**PROVIDED DATA:**
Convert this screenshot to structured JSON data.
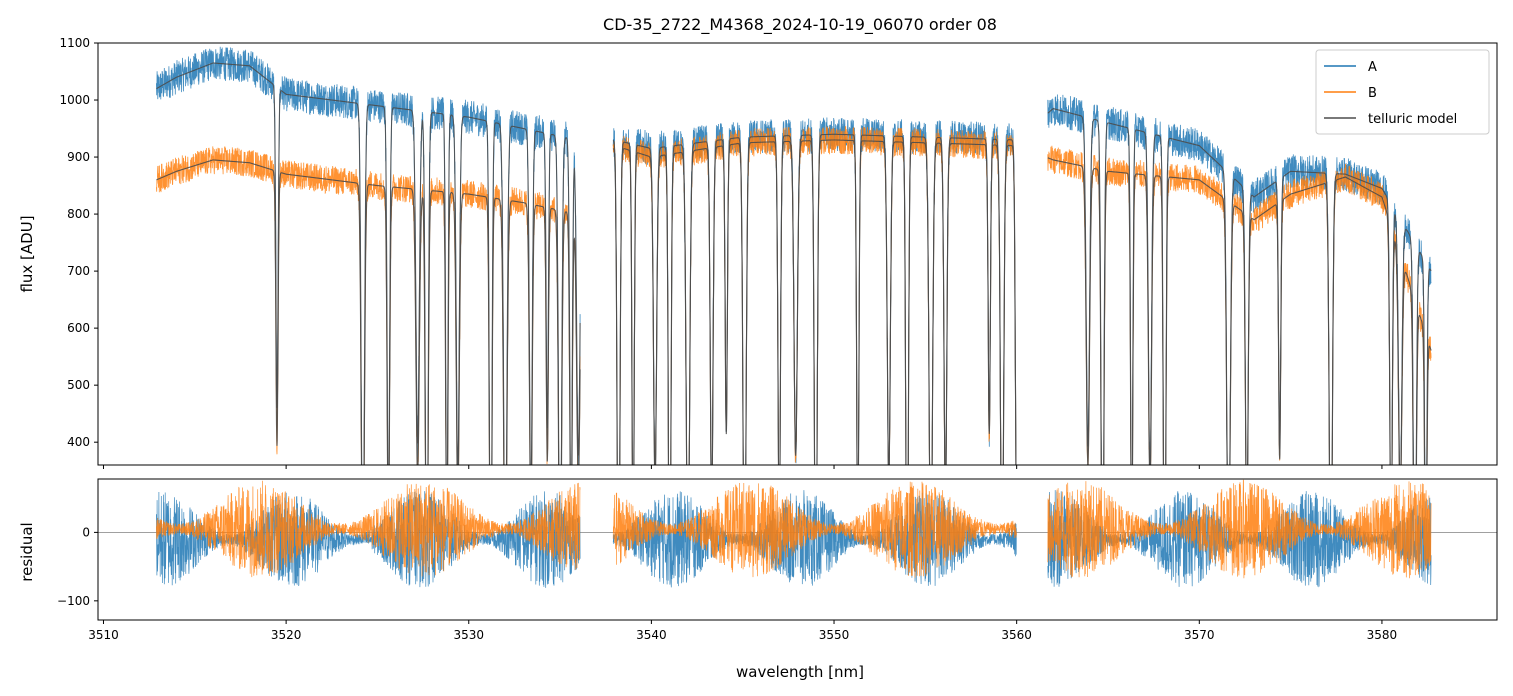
{
  "colors": {
    "A": "#1f77b4",
    "B": "#ff7f0e",
    "telluric": "#4d4d4d",
    "frame": "#000000",
    "zero_line": "#808080"
  },
  "chart_data": [
    {
      "type": "line",
      "panel": "flux",
      "title": "CD-35_2722_M4368_2024-10-19_06070  order 08",
      "xlabel": "",
      "ylabel": "flux [ADU]",
      "xlim": [
        3509.7,
        3586.3
      ],
      "ylim": [
        360,
        1100
      ],
      "xticks": [
        3510,
        3520,
        3530,
        3540,
        3550,
        3560,
        3570,
        3580
      ],
      "xtick_labels_visible": false,
      "yticks": [
        400,
        500,
        600,
        700,
        800,
        900,
        1000,
        1100
      ],
      "ytick_labels": [
        "400",
        "500",
        "600",
        "700",
        "800",
        "900",
        "1000",
        "1100"
      ],
      "legend": {
        "placement": "top-right",
        "entries": [
          "A",
          "B",
          "telluric model"
        ]
      },
      "data_gaps_nm": [
        [
          3536.1,
          3537.9
        ],
        [
          3560.0,
          3561.7
        ]
      ],
      "x_range_nm": [
        3512.9,
        3582.7
      ],
      "series": [
        {
          "name": "A",
          "continuum_x": [
            3512.9,
            3514,
            3516,
            3518,
            3520,
            3525,
            3530,
            3533,
            3536,
            3538,
            3540,
            3545,
            3550,
            3555,
            3560,
            3562,
            3565,
            3570,
            3573,
            3575,
            3578,
            3580,
            3582.7
          ],
          "continuum_y": [
            1020,
            1040,
            1065,
            1060,
            1010,
            990,
            970,
            950,
            930,
            930,
            915,
            935,
            940,
            935,
            930,
            985,
            960,
            920,
            830,
            875,
            870,
            845,
            700
          ]
        },
        {
          "name": "B",
          "continuum_x": [
            3512.9,
            3514,
            3516,
            3518,
            3520,
            3525,
            3530,
            3533,
            3536,
            3538,
            3540,
            3545,
            3550,
            3555,
            3560,
            3562,
            3565,
            3570,
            3573,
            3575,
            3578,
            3580,
            3582.7
          ],
          "continuum_y": [
            860,
            875,
            895,
            890,
            870,
            850,
            835,
            820,
            800,
            920,
            900,
            925,
            930,
            925,
            920,
            895,
            875,
            860,
            790,
            835,
            865,
            830,
            560
          ]
        },
        {
          "name": "telluric model",
          "description_of_lines_nm": [
            3519.5,
            3524.2,
            3525.6,
            3527.2,
            3527.7,
            3528.8,
            3529.4,
            3531.2,
            3532.0,
            3533.4,
            3534.3,
            3535.0,
            3535.6,
            3536.0,
            3538.2,
            3539.0,
            3540.2,
            3541.0,
            3542.0,
            3543.3,
            3544.1,
            3545.1,
            3547.0,
            3547.9,
            3549.0,
            3551.3,
            3553.0,
            3554.0,
            3555.3,
            3556.1,
            3558.5,
            3559.2,
            3560.0,
            3563.9,
            3564.7,
            3566.3,
            3567.3,
            3568.1,
            3571.6,
            3572.6,
            3574.4,
            3577.2,
            3580.5,
            3581.0,
            3581.8,
            3582.4
          ]
        }
      ]
    },
    {
      "type": "line",
      "panel": "residual",
      "xlabel": "wavelength [nm]",
      "ylabel": "residual",
      "xlim": [
        3509.7,
        3586.3
      ],
      "ylim": [
        -128,
        78
      ],
      "xticks": [
        3510,
        3520,
        3530,
        3540,
        3550,
        3560,
        3570,
        3580
      ],
      "xtick_labels": [
        "3510",
        "3520",
        "3530",
        "3540",
        "3550",
        "3560",
        "3570",
        "3580"
      ],
      "yticks": [
        -100,
        0
      ],
      "ytick_labels": [
        "−100",
        "0"
      ],
      "zero_line": 0,
      "series": [
        {
          "name": "A",
          "typical_amplitude": 40
        },
        {
          "name": "B",
          "typical_amplitude": 40
        }
      ]
    }
  ]
}
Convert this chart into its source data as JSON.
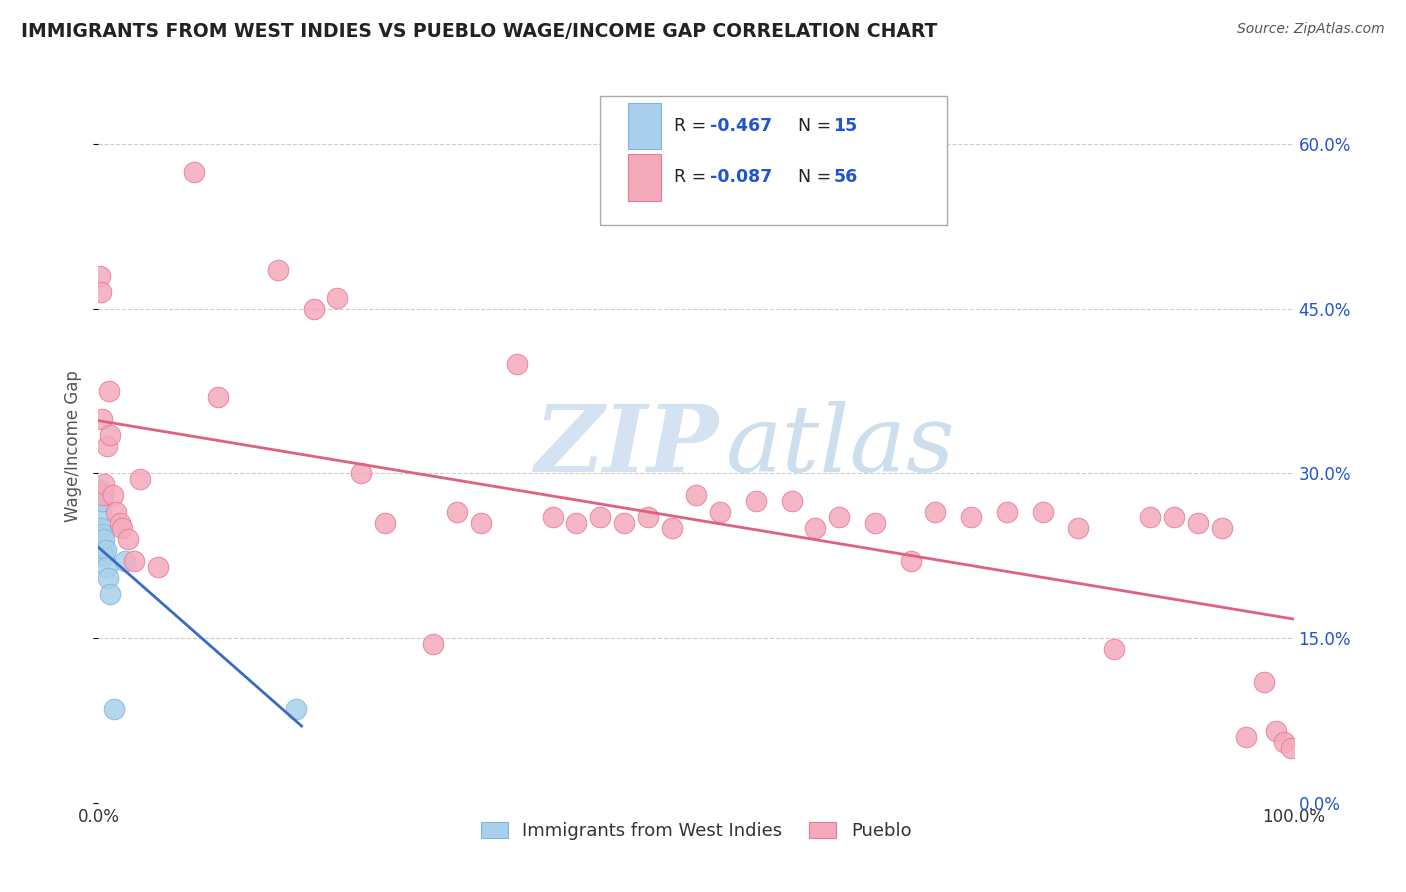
{
  "title": "IMMIGRANTS FROM WEST INDIES VS PUEBLO WAGE/INCOME GAP CORRELATION CHART",
  "source_text": "Source: ZipAtlas.com",
  "ylabel": "Wage/Income Gap",
  "xlim": [
    0,
    100
  ],
  "ylim": [
    0,
    65
  ],
  "yticks": [
    0,
    15,
    30,
    45,
    60
  ],
  "ytick_labels": [
    "0.0%",
    "15.0%",
    "30.0%",
    "45.0%",
    "60.0%"
  ],
  "xtick_labels": [
    "0.0%",
    "100.0%"
  ],
  "legend_label1": "Immigrants from West Indies",
  "legend_label2": "Pueblo",
  "blue_color": "#A8D0EC",
  "pink_color": "#F4AABB",
  "blue_edge": "#80B4D8",
  "pink_edge": "#E87898",
  "trend_blue": "#3A6BC4",
  "trend_pink": "#E06080",
  "text_blue": "#2255CC",
  "background_color": "#FFFFFF",
  "watermark_zip": "ZIP",
  "watermark_atlas": "atlas",
  "blue_x": [
    0.15,
    0.2,
    0.25,
    0.3,
    0.35,
    0.4,
    0.45,
    0.5,
    0.6,
    0.7,
    0.8,
    1.0,
    1.3,
    2.2,
    16.5
  ],
  "blue_y": [
    28.5,
    26.5,
    25.0,
    27.5,
    24.5,
    23.0,
    22.5,
    24.0,
    23.0,
    21.5,
    20.5,
    19.0,
    8.5,
    22.0,
    8.5
  ],
  "pink_x": [
    0.1,
    0.2,
    0.3,
    0.4,
    0.5,
    0.7,
    0.9,
    1.0,
    1.2,
    1.5,
    1.8,
    2.0,
    2.5,
    3.0,
    3.5,
    5.0,
    8.0,
    10.0,
    15.0,
    18.0,
    20.0,
    22.0,
    24.0,
    28.0,
    30.0,
    32.0,
    35.0,
    38.0,
    40.0,
    42.0,
    44.0,
    46.0,
    48.0,
    50.0,
    52.0,
    55.0,
    58.0,
    60.0,
    62.0,
    65.0,
    68.0,
    70.0,
    73.0,
    76.0,
    79.0,
    82.0,
    85.0,
    88.0,
    90.0,
    92.0,
    94.0,
    96.0,
    97.5,
    98.5,
    99.2,
    99.8
  ],
  "pink_y": [
    48.0,
    46.5,
    35.0,
    28.0,
    29.0,
    32.5,
    37.5,
    33.5,
    28.0,
    26.5,
    25.5,
    25.0,
    24.0,
    22.0,
    29.5,
    21.5,
    57.5,
    37.0,
    48.5,
    45.0,
    46.0,
    30.0,
    25.5,
    14.5,
    26.5,
    25.5,
    40.0,
    26.0,
    25.5,
    26.0,
    25.5,
    26.0,
    25.0,
    28.0,
    26.5,
    27.5,
    27.5,
    25.0,
    26.0,
    25.5,
    22.0,
    26.5,
    26.0,
    26.5,
    26.5,
    25.0,
    14.0,
    26.0,
    26.0,
    25.5,
    25.0,
    6.0,
    11.0,
    6.5,
    5.5,
    5.0
  ]
}
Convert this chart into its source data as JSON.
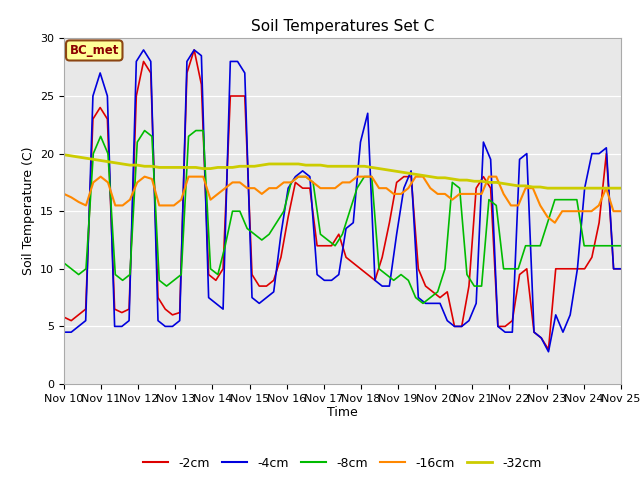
{
  "title": "Soil Temperatures Set C",
  "xlabel": "Time",
  "ylabel": "Soil Temperature (C)",
  "ylim": [
    0,
    30
  ],
  "x_tick_labels": [
    "Nov 10",
    "Nov 11",
    "Nov 12",
    "Nov 13",
    "Nov 14",
    "Nov 15",
    "Nov 16",
    "Nov 17",
    "Nov 18",
    "Nov 19",
    "Nov 20",
    "Nov 21",
    "Nov 22",
    "Nov 23",
    "Nov 24",
    "Nov 25"
  ],
  "fig_bg_color": "#ffffff",
  "plot_bg_color": "#e8e8e8",
  "annotation_text": "BC_met",
  "annotation_bg": "#ffff99",
  "annotation_border": "#8b4513",
  "series": {
    "-2cm": {
      "color": "#dd0000",
      "lw": 1.2
    },
    "-4cm": {
      "color": "#0000dd",
      "lw": 1.2
    },
    "-8cm": {
      "color": "#00bb00",
      "lw": 1.2
    },
    "-16cm": {
      "color": "#ff8800",
      "lw": 1.5
    },
    "-32cm": {
      "color": "#cccc00",
      "lw": 2.0
    }
  },
  "data_2cm": [
    5.8,
    5.5,
    6.0,
    6.5,
    23,
    24,
    23,
    6.5,
    6.2,
    6.5,
    25,
    28,
    27,
    7.5,
    6.5,
    6.0,
    6.2,
    27,
    29,
    26,
    9.5,
    9.0,
    10,
    25,
    25,
    25,
    9.5,
    8.5,
    8.5,
    9.0,
    11,
    14.5,
    17.5,
    17,
    17,
    12,
    12,
    12,
    13,
    11,
    10.5,
    10,
    9.5,
    9.0,
    11,
    14,
    17.5,
    18,
    18,
    10,
    8.5,
    8.0,
    7.5,
    8.0,
    5.0,
    5.0,
    8.5,
    17,
    18,
    17,
    5.0,
    5.0,
    5.5,
    9.5,
    10,
    4.5,
    4.0,
    3.0,
    10,
    10,
    10,
    10,
    10,
    11,
    14,
    20,
    10,
    10
  ],
  "data_4cm": [
    4.5,
    4.5,
    5.0,
    5.5,
    25,
    27,
    25,
    5.0,
    5.0,
    5.5,
    28,
    29,
    28,
    5.5,
    5.0,
    5.0,
    5.5,
    28,
    29,
    28.5,
    7.5,
    7.0,
    6.5,
    28,
    28,
    27,
    7.5,
    7.0,
    7.5,
    8.0,
    13,
    17,
    18,
    18.5,
    18,
    9.5,
    9.0,
    9.0,
    9.5,
    13.5,
    14,
    21,
    23.5,
    9.0,
    8.5,
    8.5,
    13,
    17,
    18.5,
    7.5,
    7.0,
    7.0,
    7.0,
    5.5,
    5.0,
    5.0,
    5.5,
    7.0,
    21,
    19.5,
    5.0,
    4.5,
    4.5,
    19.5,
    20,
    4.5,
    4.0,
    2.8,
    6.0,
    4.5,
    6.0,
    10,
    17,
    20,
    20,
    20.5,
    10,
    10
  ],
  "data_8cm": [
    10.5,
    10.0,
    9.5,
    10,
    20,
    21.5,
    20,
    9.5,
    9.0,
    9.5,
    21,
    22,
    21.5,
    9.0,
    8.5,
    9.0,
    9.5,
    21.5,
    22,
    22,
    10,
    9.5,
    12,
    15,
    15,
    13.5,
    13,
    12.5,
    13,
    14,
    15,
    17.5,
    18,
    18,
    17.5,
    13,
    12.5,
    12,
    13,
    15,
    17,
    18,
    18,
    10,
    9.5,
    9.0,
    9.5,
    9.0,
    7.5,
    7.0,
    7.5,
    8.0,
    10,
    17.5,
    17,
    9.5,
    8.5,
    8.5,
    16,
    15.5,
    10,
    10,
    10,
    12,
    12,
    12,
    14,
    16,
    16,
    16,
    16,
    12,
    12,
    12,
    12,
    12,
    12
  ],
  "data_16cm": [
    16.5,
    16.2,
    15.8,
    15.5,
    17.5,
    18,
    17.5,
    15.5,
    15.5,
    16,
    17.5,
    18,
    17.8,
    15.5,
    15.5,
    15.5,
    16,
    18,
    18,
    18,
    16,
    16.5,
    17,
    17.5,
    17.5,
    17,
    17,
    16.5,
    17,
    17,
    17.5,
    17.5,
    18,
    18,
    17.5,
    17,
    17,
    17,
    17.5,
    17.5,
    18,
    18,
    18,
    17,
    17,
    16.5,
    16.5,
    17,
    18,
    18,
    17,
    16.5,
    16.5,
    16,
    16.5,
    16.5,
    16.5,
    16.5,
    18,
    18,
    16.5,
    15.5,
    15.5,
    17,
    17,
    15.5,
    14.5,
    14.0,
    15,
    15,
    15,
    15,
    15,
    15.5,
    17,
    15,
    15
  ],
  "data_32cm": [
    19.9,
    19.8,
    19.7,
    19.6,
    19.5,
    19.4,
    19.3,
    19.2,
    19.1,
    19.0,
    19.0,
    18.9,
    18.9,
    18.8,
    18.8,
    18.8,
    18.8,
    18.8,
    18.8,
    18.7,
    18.7,
    18.8,
    18.8,
    18.8,
    18.9,
    18.9,
    18.9,
    19.0,
    19.1,
    19.1,
    19.1,
    19.1,
    19.1,
    19.0,
    19.0,
    19.0,
    18.9,
    18.9,
    18.9,
    18.9,
    18.9,
    18.9,
    18.8,
    18.7,
    18.6,
    18.5,
    18.4,
    18.3,
    18.2,
    18.1,
    18.0,
    17.9,
    17.9,
    17.8,
    17.7,
    17.7,
    17.6,
    17.6,
    17.5,
    17.5,
    17.4,
    17.3,
    17.2,
    17.2,
    17.1,
    17.1,
    17.0,
    17.0,
    17.0,
    17.0,
    17.0,
    17.0,
    17.0,
    17.0,
    17.0,
    17.0,
    17.0
  ]
}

**GIVEN EXERCISE:** Copy each line of the records above that carries the word "telluric".

**WRITTEN ANSWER:**
    "telluric": "#4d4d4d",
          "telluric model"
          "name": "telluric model",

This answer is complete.